— start of RECORDS FOR THIS EXERCISE —

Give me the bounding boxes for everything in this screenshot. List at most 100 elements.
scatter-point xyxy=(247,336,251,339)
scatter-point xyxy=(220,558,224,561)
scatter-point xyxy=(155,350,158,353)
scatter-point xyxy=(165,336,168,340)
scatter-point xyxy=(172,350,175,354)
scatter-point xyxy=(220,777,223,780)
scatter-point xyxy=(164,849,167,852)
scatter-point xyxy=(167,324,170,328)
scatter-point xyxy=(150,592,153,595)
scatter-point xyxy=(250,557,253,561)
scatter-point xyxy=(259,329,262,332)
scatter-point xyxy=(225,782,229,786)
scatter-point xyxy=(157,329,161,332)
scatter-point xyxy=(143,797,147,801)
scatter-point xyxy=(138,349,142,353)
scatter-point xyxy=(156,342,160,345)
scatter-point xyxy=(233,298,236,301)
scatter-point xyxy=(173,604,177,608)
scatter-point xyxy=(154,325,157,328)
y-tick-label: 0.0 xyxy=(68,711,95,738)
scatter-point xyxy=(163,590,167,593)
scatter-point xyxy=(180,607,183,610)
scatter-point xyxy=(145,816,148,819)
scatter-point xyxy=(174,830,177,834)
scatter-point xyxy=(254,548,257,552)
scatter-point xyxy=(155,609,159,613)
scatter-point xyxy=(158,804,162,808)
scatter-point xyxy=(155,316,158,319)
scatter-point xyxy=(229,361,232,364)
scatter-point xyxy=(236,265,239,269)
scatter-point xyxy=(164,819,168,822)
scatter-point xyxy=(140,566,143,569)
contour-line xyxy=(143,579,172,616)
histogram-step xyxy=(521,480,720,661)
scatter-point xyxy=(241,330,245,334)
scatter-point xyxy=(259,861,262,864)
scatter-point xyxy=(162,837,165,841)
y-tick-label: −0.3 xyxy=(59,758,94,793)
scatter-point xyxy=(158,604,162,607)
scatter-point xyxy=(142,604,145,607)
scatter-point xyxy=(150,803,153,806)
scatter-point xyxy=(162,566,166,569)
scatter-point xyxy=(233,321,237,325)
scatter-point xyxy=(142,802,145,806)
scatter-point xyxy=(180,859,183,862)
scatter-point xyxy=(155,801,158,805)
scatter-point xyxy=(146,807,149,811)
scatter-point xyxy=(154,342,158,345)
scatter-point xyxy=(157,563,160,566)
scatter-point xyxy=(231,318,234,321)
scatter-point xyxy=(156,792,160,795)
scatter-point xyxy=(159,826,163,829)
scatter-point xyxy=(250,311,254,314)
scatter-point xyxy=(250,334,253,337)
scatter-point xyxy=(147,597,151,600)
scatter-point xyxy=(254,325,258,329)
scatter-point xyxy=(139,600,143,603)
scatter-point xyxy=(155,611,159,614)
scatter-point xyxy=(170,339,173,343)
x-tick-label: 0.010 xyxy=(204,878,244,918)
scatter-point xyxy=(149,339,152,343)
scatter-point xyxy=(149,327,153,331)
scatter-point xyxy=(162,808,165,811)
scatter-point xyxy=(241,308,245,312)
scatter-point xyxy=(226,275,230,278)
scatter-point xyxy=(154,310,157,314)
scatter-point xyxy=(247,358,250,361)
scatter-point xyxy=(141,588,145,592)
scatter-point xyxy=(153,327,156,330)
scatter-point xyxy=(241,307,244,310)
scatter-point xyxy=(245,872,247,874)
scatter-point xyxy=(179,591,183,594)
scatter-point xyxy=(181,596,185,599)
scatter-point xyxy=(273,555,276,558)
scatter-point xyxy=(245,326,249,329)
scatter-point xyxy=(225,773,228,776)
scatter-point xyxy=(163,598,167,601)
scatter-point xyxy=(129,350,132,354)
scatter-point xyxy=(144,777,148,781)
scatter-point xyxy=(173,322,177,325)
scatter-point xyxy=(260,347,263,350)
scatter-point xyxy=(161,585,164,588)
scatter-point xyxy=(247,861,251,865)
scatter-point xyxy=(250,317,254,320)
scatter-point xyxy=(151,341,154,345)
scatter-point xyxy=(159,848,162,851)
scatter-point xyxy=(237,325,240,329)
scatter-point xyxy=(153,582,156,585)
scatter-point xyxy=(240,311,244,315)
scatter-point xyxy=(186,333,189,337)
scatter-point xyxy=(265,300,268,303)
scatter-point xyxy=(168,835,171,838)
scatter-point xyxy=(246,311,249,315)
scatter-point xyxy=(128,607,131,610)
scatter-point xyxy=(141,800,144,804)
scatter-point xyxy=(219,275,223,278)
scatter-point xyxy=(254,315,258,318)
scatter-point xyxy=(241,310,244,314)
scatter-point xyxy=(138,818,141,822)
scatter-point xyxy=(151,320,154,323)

— end of RECORDS FOR THIS EXERCISE —

**TASK STATEMENT:** Can you quote all of the data above line for line, without altering anything?

**RESULT OF THIS TASK:**
Give me the bounding boxes for everything in this screenshot. List at most 100 elements.
scatter-point xyxy=(247,336,251,339)
scatter-point xyxy=(220,558,224,561)
scatter-point xyxy=(155,350,158,353)
scatter-point xyxy=(165,336,168,340)
scatter-point xyxy=(172,350,175,354)
scatter-point xyxy=(220,777,223,780)
scatter-point xyxy=(164,849,167,852)
scatter-point xyxy=(167,324,170,328)
scatter-point xyxy=(150,592,153,595)
scatter-point xyxy=(250,557,253,561)
scatter-point xyxy=(259,329,262,332)
scatter-point xyxy=(225,782,229,786)
scatter-point xyxy=(157,329,161,332)
scatter-point xyxy=(143,797,147,801)
scatter-point xyxy=(138,349,142,353)
scatter-point xyxy=(156,342,160,345)
scatter-point xyxy=(233,298,236,301)
scatter-point xyxy=(173,604,177,608)
scatter-point xyxy=(154,325,157,328)
y-tick-label: 0.0 xyxy=(68,711,95,738)
scatter-point xyxy=(163,590,167,593)
scatter-point xyxy=(180,607,183,610)
scatter-point xyxy=(145,816,148,819)
scatter-point xyxy=(174,830,177,834)
scatter-point xyxy=(254,548,257,552)
scatter-point xyxy=(155,609,159,613)
scatter-point xyxy=(158,804,162,808)
scatter-point xyxy=(155,316,158,319)
scatter-point xyxy=(229,361,232,364)
scatter-point xyxy=(236,265,239,269)
scatter-point xyxy=(164,819,168,822)
scatter-point xyxy=(140,566,143,569)
contour-line xyxy=(143,579,172,616)
histogram-step xyxy=(521,480,720,661)
scatter-point xyxy=(241,330,245,334)
scatter-point xyxy=(259,861,262,864)
scatter-point xyxy=(162,837,165,841)
y-tick-label: −0.3 xyxy=(59,758,94,793)
scatter-point xyxy=(158,604,162,607)
scatter-point xyxy=(142,604,145,607)
scatter-point xyxy=(150,803,153,806)
scatter-point xyxy=(162,566,166,569)
scatter-point xyxy=(233,321,237,325)
scatter-point xyxy=(142,802,145,806)
scatter-point xyxy=(180,859,183,862)
scatter-point xyxy=(155,801,158,805)
scatter-point xyxy=(146,807,149,811)
scatter-point xyxy=(154,342,158,345)
scatter-point xyxy=(157,563,160,566)
scatter-point xyxy=(231,318,234,321)
scatter-point xyxy=(156,792,160,795)
scatter-point xyxy=(159,826,163,829)
scatter-point xyxy=(250,311,254,314)
scatter-point xyxy=(250,334,253,337)
scatter-point xyxy=(147,597,151,600)
scatter-point xyxy=(254,325,258,329)
scatter-point xyxy=(139,600,143,603)
scatter-point xyxy=(155,611,159,614)
scatter-point xyxy=(170,339,173,343)
x-tick-label: 0.010 xyxy=(204,878,244,918)
scatter-point xyxy=(149,339,152,343)
scatter-point xyxy=(149,327,153,331)
scatter-point xyxy=(162,808,165,811)
scatter-point xyxy=(241,308,245,312)
scatter-point xyxy=(226,275,230,278)
scatter-point xyxy=(154,310,157,314)
scatter-point xyxy=(247,358,250,361)
scatter-point xyxy=(141,588,145,592)
scatter-point xyxy=(153,327,156,330)
scatter-point xyxy=(241,307,244,310)
scatter-point xyxy=(245,872,247,874)
scatter-point xyxy=(179,591,183,594)
scatter-point xyxy=(181,596,185,599)
scatter-point xyxy=(273,555,276,558)
scatter-point xyxy=(245,326,249,329)
scatter-point xyxy=(225,773,228,776)
scatter-point xyxy=(163,598,167,601)
scatter-point xyxy=(129,350,132,354)
scatter-point xyxy=(144,777,148,781)
scatter-point xyxy=(173,322,177,325)
scatter-point xyxy=(260,347,263,350)
scatter-point xyxy=(161,585,164,588)
scatter-point xyxy=(247,861,251,865)
scatter-point xyxy=(250,317,254,320)
scatter-point xyxy=(151,341,154,345)
scatter-point xyxy=(159,848,162,851)
scatter-point xyxy=(237,325,240,329)
scatter-point xyxy=(153,582,156,585)
scatter-point xyxy=(240,311,244,315)
scatter-point xyxy=(186,333,189,337)
scatter-point xyxy=(265,300,268,303)
scatter-point xyxy=(168,835,171,838)
scatter-point xyxy=(246,311,249,315)
scatter-point xyxy=(128,607,131,610)
scatter-point xyxy=(141,800,144,804)
scatter-point xyxy=(219,275,223,278)
scatter-point xyxy=(254,315,258,318)
scatter-point xyxy=(241,310,244,314)
scatter-point xyxy=(138,818,141,822)
scatter-point xyxy=(151,320,154,323)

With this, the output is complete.